## The exercise
Scan the data below for the string "name". Show every line where it turns up.

## Supplied data

* Begin *

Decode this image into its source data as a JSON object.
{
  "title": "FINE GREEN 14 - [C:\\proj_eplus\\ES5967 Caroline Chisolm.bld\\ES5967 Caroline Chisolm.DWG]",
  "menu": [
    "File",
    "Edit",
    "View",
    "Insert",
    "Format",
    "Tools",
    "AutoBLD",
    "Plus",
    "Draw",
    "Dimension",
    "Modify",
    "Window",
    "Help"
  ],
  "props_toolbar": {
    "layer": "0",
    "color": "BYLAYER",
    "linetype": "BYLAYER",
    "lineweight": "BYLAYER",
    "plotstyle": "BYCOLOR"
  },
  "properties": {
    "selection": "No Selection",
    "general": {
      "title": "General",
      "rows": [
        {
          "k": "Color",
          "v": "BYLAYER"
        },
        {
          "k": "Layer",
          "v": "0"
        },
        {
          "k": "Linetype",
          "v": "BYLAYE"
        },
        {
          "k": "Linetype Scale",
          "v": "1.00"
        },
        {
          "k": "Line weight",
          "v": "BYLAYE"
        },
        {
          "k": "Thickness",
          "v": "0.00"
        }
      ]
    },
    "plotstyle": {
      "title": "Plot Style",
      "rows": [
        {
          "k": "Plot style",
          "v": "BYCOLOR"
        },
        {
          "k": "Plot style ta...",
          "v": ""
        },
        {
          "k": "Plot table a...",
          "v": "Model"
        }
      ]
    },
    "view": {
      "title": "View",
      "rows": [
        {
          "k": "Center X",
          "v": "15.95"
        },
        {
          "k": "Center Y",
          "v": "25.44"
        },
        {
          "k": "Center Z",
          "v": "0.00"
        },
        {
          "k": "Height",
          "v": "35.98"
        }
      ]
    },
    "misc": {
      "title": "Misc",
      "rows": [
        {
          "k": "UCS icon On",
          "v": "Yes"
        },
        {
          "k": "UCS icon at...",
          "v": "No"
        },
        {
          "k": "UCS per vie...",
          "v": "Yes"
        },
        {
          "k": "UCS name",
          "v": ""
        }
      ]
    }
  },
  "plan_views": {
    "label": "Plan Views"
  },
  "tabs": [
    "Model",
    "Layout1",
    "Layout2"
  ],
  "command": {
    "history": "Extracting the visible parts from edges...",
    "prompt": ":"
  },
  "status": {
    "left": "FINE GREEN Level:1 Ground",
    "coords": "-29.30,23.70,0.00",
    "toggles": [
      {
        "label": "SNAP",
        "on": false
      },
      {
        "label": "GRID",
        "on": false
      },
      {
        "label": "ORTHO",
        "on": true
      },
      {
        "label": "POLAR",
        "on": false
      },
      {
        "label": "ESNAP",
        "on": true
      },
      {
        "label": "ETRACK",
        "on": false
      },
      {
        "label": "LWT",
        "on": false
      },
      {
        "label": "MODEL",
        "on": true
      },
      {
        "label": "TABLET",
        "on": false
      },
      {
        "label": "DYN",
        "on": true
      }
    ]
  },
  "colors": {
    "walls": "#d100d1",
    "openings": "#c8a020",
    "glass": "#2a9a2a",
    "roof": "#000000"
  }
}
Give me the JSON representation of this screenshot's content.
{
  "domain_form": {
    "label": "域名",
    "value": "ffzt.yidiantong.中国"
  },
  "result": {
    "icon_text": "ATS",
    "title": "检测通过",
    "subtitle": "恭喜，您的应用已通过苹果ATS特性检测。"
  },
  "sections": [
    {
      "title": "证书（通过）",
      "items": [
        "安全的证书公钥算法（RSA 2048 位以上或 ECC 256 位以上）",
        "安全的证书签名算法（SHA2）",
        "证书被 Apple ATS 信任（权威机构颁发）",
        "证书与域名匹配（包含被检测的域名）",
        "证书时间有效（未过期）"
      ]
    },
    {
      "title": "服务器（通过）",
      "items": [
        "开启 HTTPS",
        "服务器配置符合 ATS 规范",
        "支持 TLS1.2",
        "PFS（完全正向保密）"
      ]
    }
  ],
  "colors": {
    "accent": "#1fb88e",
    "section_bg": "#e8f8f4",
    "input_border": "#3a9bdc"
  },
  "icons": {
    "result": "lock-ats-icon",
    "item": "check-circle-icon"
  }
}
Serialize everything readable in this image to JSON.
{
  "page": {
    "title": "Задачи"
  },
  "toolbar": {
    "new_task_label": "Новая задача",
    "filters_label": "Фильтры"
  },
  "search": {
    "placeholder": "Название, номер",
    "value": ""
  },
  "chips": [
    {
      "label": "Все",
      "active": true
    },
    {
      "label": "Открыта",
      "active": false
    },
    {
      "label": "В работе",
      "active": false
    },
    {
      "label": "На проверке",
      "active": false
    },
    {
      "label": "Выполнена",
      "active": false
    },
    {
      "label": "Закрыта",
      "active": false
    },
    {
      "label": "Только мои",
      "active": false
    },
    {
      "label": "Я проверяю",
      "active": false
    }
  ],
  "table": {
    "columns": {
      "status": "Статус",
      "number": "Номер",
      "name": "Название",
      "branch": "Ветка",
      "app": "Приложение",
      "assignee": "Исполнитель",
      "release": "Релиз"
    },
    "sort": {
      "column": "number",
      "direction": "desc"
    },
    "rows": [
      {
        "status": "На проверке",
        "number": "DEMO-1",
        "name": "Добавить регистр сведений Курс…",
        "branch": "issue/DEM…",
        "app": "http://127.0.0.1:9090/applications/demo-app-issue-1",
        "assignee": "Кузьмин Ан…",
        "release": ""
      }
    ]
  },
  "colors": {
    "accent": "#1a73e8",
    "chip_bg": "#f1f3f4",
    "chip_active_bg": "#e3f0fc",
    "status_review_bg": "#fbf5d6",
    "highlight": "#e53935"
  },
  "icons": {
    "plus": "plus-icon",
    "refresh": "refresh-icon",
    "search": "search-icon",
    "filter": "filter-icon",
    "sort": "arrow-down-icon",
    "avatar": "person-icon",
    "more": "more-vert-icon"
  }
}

* End *

## Answer to the exercise
          "k": "UCS name",
      "name": "Название",
        "name": "Добавить регистр сведений Курс…",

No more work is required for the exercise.